## TESTO SELEZIONATO
================

Ieri si è svolta la prima riunione al Tesoro per mettere a punto le contromisure. Ma già nei giorni scorsi, Palazzo Chigi e Mef hanno cominciato a studiare le varie ipotesi. E alcune linee di indirizzo sono state assunte. La speranza è di arrivare ad un pacchetto da 50 miliardi. «Di certo - dicono alla presidenza del consiglio - sarà superiore a quello già stanziato nel cosiddetto decreto CuraItalia». Il ministero dell’Economia sta elaborando la relazione con cui si chiederà di approvare lo scostamento rispetto al saldo strutturale. Del resto, stavolta tutto viene fatto in deficit (difficilmente il rapporto deficit/ Pil scenderà sotto il 5%). E le Camere devono dare il loro sì con un maggioranza qualificata, quella assoluta. E appunto si approfitterà della sospensione del Patto di Stabilità in Europa. Quasi tutte le disposizioni avranno carattere transitorio, fino al prossimo 31 dicembre. Perché al momento il Patto è stato congelato per il 2020.

================

## RECORD ESTRATTI
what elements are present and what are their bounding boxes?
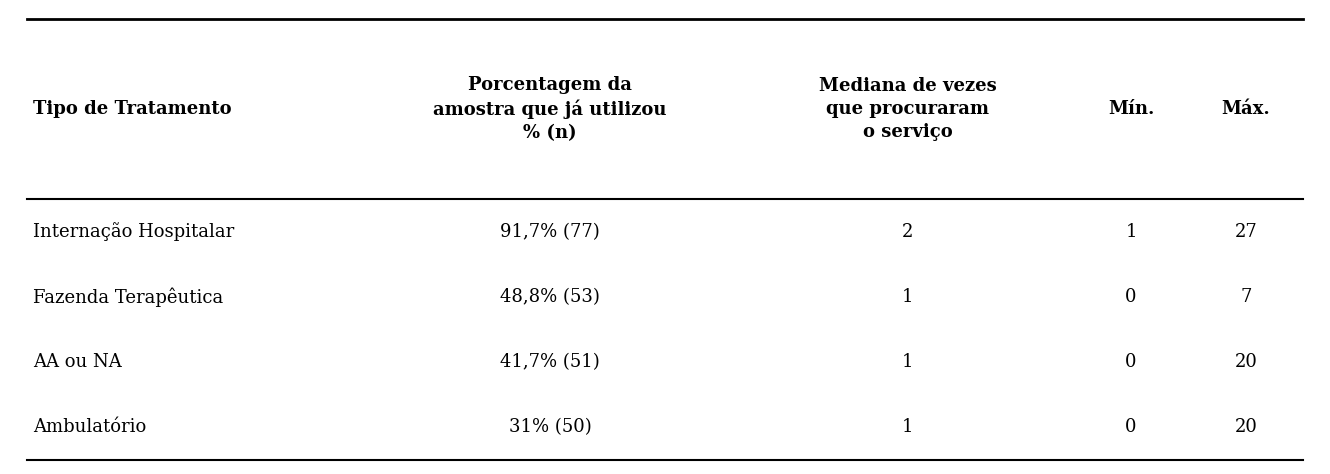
Text: Mín.: Mín.	[1108, 100, 1154, 118]
Text: Ambulatório: Ambulatório	[33, 418, 146, 436]
Text: 48,8% (53): 48,8% (53)	[500, 288, 600, 306]
Text: 2: 2	[902, 223, 914, 241]
Text: 1: 1	[1125, 223, 1137, 241]
Text: Mediana de vezes
que procuraram
o serviço: Mediana de vezes que procuraram o serviç…	[819, 77, 996, 141]
Text: 1: 1	[902, 353, 914, 371]
Text: 27: 27	[1234, 223, 1257, 241]
Text: 0: 0	[1125, 353, 1137, 371]
Text: Tipo de Tratamento: Tipo de Tratamento	[33, 100, 231, 118]
Text: Porcentagem da
amostra que já utilizou
% (n): Porcentagem da amostra que já utilizou %…	[434, 76, 666, 142]
Text: AA ou NA: AA ou NA	[33, 353, 122, 371]
Text: 20: 20	[1234, 353, 1257, 371]
Text: 0: 0	[1125, 288, 1137, 306]
Text: 1: 1	[902, 288, 914, 306]
Text: Fazenda Terapêutica: Fazenda Terapêutica	[33, 287, 223, 307]
Text: Máx.: Máx.	[1221, 100, 1270, 118]
Text: 20: 20	[1234, 418, 1257, 436]
Text: 1: 1	[902, 418, 914, 436]
Text: 91,7% (77): 91,7% (77)	[500, 223, 600, 241]
Text: 7: 7	[1241, 288, 1252, 306]
Text: 31% (50): 31% (50)	[508, 418, 592, 436]
Text: Internação Hospitalar: Internação Hospitalar	[33, 222, 234, 241]
Text: 0: 0	[1125, 418, 1137, 436]
Text: 41,7% (51): 41,7% (51)	[500, 353, 600, 371]
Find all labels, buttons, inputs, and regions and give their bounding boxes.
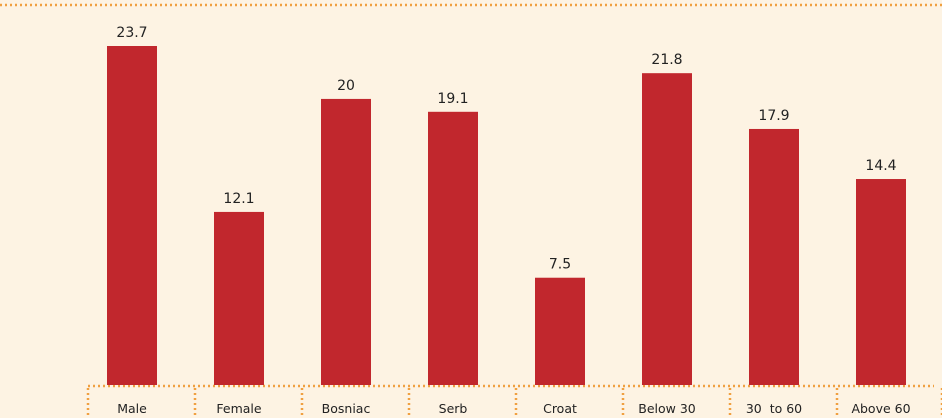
x-tick-label: Female [216,401,262,416]
value-label: 23.7 [116,25,147,41]
value-label: 17.9 [758,108,789,124]
x-tick-label: Above 60 [851,401,910,416]
value-label: 14.4 [865,158,896,174]
bar [535,277,585,385]
value-label: 21.8 [651,52,682,68]
value-label: 20 [337,78,355,94]
x-tick-label: Male [117,401,147,416]
bar [428,111,478,385]
bar [321,98,371,386]
x-tick-label: Below 30 [638,401,696,416]
x-tick-label: Croat [543,401,577,416]
bar [749,128,799,385]
value-label: 12.1 [223,191,254,207]
x-tick-label: 30 to 60 [746,401,802,416]
bar [107,46,157,385]
bar [214,211,264,385]
x-tick-label: Serb [439,401,468,416]
bar [642,73,692,385]
value-label: 19.1 [437,91,468,107]
value-label: 7.5 [549,257,571,273]
bar [856,179,906,385]
x-tick-label: Bosniac [322,401,371,416]
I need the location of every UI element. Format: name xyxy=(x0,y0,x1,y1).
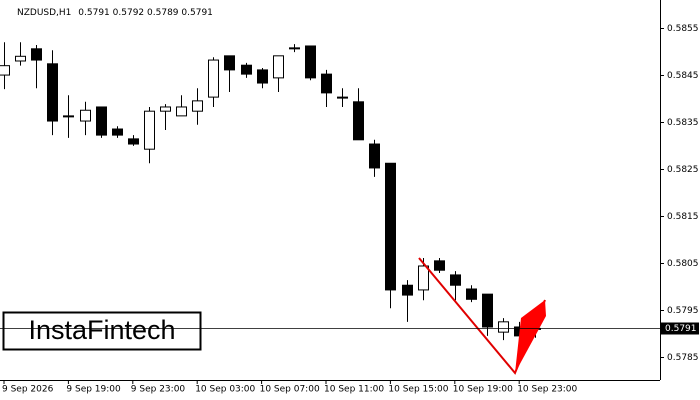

================

## IL TUO COMPITO
Elenca, nell'ordine in cui compaiono, tutte le denominazioni di istituzioni pubbliche italiane presenti nel testo sulle contromisure economiche. I record non hanno alcun legame con il testo.

## RISPOSTA
- Tesoro
- Palazzo Chigi
- Mef
- presidenza del consiglio
- ministero dell'Economia
- Camere